====== Extracted data

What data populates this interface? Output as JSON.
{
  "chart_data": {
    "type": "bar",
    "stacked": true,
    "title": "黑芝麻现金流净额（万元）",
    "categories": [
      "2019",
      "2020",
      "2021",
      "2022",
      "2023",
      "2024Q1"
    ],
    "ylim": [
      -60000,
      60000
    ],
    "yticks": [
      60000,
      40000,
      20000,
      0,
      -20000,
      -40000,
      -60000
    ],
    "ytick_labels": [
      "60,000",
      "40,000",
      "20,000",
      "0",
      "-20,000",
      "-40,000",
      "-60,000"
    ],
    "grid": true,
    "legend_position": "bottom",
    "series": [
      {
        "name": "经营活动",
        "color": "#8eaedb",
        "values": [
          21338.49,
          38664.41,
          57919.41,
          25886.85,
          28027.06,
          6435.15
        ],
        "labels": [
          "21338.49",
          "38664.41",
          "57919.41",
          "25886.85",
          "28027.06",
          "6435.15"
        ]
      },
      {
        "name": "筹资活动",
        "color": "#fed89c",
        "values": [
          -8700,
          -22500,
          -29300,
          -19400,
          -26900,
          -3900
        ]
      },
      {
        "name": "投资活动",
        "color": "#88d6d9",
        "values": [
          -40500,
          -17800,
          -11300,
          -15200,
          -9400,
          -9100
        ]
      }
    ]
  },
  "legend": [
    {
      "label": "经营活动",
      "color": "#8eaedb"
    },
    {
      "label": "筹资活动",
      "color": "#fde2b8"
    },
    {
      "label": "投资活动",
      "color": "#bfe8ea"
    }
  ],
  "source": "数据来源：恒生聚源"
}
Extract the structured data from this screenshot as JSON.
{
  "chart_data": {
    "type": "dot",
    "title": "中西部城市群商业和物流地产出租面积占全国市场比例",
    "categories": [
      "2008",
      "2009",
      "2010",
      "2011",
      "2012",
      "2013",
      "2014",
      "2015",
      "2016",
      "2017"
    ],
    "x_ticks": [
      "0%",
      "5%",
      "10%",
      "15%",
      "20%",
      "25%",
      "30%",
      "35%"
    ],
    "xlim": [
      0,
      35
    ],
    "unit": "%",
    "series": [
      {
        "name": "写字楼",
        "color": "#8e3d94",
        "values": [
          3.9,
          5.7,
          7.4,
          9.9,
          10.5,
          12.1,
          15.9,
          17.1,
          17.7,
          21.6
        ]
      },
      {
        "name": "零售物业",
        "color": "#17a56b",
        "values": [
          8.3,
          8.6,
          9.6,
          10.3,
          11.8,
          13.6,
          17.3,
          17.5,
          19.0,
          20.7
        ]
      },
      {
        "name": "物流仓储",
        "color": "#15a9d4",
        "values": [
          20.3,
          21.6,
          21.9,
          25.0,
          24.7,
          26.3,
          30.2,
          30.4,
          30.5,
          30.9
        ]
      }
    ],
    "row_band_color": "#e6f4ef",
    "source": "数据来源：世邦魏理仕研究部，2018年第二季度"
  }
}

============

#### [Instructions to follow]
Please quote every record above exactly as it appears.

#### [Problem solution]
What data populates this interface? Output as JSON.
{
  "chart_data": {
    "type": "bar",
    "stacked": true,
    "title": "黑芝麻现金流净额（万元）",
    "categories": [
      "2019",
      "2020",
      "2021",
      "2022",
      "2023",
      "2024Q1"
    ],
    "ylim": [
      -60000,
      60000
    ],
    "yticks": [
      60000,
      40000,
      20000,
      0,
      -20000,
      -40000,
      -60000
    ],
    "ytick_labels": [
      "60,000",
      "40,000",
      "20,000",
      "0",
      "-20,000",
      "-40,000",
      "-60,000"
    ],
    "grid": true,
    "legend_position": "bottom",
    "series": [
      {
        "name": "经营活动",
        "color": "#8eaedb",
        "values": [
          21338.49,
          38664.41,
          57919.41,
          25886.85,
          28027.06,
          6435.15
        ],
        "labels": [
          "21338.49",
          "38664.41",
          "57919.41",
          "25886.85",
          "28027.06",
          "6435.15"
        ]
      },
      {
        "name": "筹资活动",
        "color": "#fed89c",
        "values": [
          -8700,
          -22500,
          -29300,
          -19400,
          -26900,
          -3900
        ]
      },
      {
        "name": "投资活动",
        "color": "#88d6d9",
        "values": [
          -40500,
          -17800,
          -11300,
          -15200,
          -9400,
          -9100
        ]
      }
    ]
  },
  "legend": [
    {
      "label": "经营活动",
      "color": "#8eaedb"
    },
    {
      "label": "筹资活动",
      "color": "#fde2b8"
    },
    {
      "label": "投资活动",
      "color": "#bfe8ea"
    }
  ],
  "source": "数据来源：恒生聚源"
}
Extract the structured data from this screenshot as JSON.
{
  "chart_data": {
    "type": "dot",
    "title": "中西部城市群商业和物流地产出租面积占全国市场比例",
    "categories": [
      "2008",
      "2009",
      "2010",
      "2011",
      "2012",
      "2013",
      "2014",
      "2015",
      "2016",
      "2017"
    ],
    "x_ticks": [
      "0%",
      "5%",
      "10%",
      "15%",
      "20%",
      "25%",
      "30%",
      "35%"
    ],
    "xlim": [
      0,
      35
    ],
    "unit": "%",
    "series": [
      {
        "name": "写字楼",
        "color": "#8e3d94",
        "values": [
          3.9,
          5.7,
          7.4,
          9.9,
          10.5,
          12.1,
          15.9,
          17.1,
          17.7,
          21.6
        ]
      },
      {
        "name": "零售物业",
        "color": "#17a56b",
        "values": [
          8.3,
          8.6,
          9.6,
          10.3,
          11.8,
          13.6,
          17.3,
          17.5,
          19.0,
          20.7
        ]
      },
      {
        "name": "物流仓储",
        "color": "#15a9d4",
        "values": [
          20.3,
          21.6,
          21.9,
          25.0,
          24.7,
          26.3,
          30.2,
          30.4,
          30.5,
          30.9
        ]
      }
    ],
    "row_band_color": "#e6f4ef",
    "source": "数据来源：世邦魏理仕研究部，2018年第二季度"
  }
}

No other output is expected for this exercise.